=== Goal ===
Single out the lines of the material that contain "OAuth" and copy them.

· · · ·

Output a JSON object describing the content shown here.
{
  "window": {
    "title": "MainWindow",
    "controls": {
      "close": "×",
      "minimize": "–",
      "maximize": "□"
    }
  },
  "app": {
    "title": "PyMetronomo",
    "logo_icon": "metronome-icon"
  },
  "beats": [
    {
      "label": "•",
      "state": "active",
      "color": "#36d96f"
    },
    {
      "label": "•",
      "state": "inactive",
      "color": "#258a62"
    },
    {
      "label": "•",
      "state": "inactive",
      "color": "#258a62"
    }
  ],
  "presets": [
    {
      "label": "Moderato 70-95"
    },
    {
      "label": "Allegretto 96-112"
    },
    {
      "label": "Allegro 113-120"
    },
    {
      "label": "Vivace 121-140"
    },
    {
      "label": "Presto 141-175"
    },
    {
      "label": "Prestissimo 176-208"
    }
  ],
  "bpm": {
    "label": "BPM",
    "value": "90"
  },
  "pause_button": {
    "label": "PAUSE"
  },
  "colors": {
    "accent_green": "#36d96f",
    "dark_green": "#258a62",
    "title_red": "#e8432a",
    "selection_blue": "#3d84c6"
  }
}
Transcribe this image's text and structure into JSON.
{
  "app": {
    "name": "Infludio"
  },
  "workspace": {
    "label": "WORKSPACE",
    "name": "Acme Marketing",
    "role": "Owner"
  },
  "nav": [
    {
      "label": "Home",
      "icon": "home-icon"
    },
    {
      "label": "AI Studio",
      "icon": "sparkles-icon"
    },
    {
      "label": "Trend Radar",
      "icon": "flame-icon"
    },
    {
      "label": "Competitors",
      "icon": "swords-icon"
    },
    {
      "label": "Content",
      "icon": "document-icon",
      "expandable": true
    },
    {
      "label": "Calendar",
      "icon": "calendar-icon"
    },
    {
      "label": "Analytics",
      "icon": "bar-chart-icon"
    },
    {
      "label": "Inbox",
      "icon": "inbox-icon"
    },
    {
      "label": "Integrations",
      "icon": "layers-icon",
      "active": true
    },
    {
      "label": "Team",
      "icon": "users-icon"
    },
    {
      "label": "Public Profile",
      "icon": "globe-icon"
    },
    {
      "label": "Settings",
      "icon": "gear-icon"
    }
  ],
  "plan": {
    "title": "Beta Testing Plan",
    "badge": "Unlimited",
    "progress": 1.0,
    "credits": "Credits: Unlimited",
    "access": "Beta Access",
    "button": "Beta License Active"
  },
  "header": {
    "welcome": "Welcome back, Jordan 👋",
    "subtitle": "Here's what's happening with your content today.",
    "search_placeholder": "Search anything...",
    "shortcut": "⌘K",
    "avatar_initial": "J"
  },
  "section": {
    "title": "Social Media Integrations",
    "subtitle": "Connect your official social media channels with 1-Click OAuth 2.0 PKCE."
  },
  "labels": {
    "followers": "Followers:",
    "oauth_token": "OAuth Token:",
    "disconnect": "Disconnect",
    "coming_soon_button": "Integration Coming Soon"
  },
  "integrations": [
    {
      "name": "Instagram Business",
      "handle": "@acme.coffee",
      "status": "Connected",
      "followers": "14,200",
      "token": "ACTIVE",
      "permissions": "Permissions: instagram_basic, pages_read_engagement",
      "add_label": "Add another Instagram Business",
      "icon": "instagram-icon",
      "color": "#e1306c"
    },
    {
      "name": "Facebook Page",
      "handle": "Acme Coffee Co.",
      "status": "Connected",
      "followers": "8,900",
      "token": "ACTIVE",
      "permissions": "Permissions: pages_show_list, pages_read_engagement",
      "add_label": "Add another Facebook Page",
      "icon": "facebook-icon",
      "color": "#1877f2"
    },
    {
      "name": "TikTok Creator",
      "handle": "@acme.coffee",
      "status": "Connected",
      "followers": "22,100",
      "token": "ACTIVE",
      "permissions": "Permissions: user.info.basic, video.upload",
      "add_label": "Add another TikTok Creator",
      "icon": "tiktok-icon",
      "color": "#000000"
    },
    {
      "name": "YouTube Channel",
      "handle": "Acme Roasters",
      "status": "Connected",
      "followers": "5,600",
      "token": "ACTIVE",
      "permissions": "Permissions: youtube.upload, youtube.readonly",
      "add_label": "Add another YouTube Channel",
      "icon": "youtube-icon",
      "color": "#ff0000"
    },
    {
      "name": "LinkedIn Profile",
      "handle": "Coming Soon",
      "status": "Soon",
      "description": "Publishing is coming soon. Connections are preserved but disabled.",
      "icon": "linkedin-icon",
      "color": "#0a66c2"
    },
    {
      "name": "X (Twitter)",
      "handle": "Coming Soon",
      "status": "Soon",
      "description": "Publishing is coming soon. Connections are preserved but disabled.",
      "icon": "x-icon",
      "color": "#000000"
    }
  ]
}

· · · ·

=== Response to the task ===
    "subtitle": "Connect your official social media channels with 1-Click OAuth 2.0 PKCE."
    "oauth_token": "OAuth Token:",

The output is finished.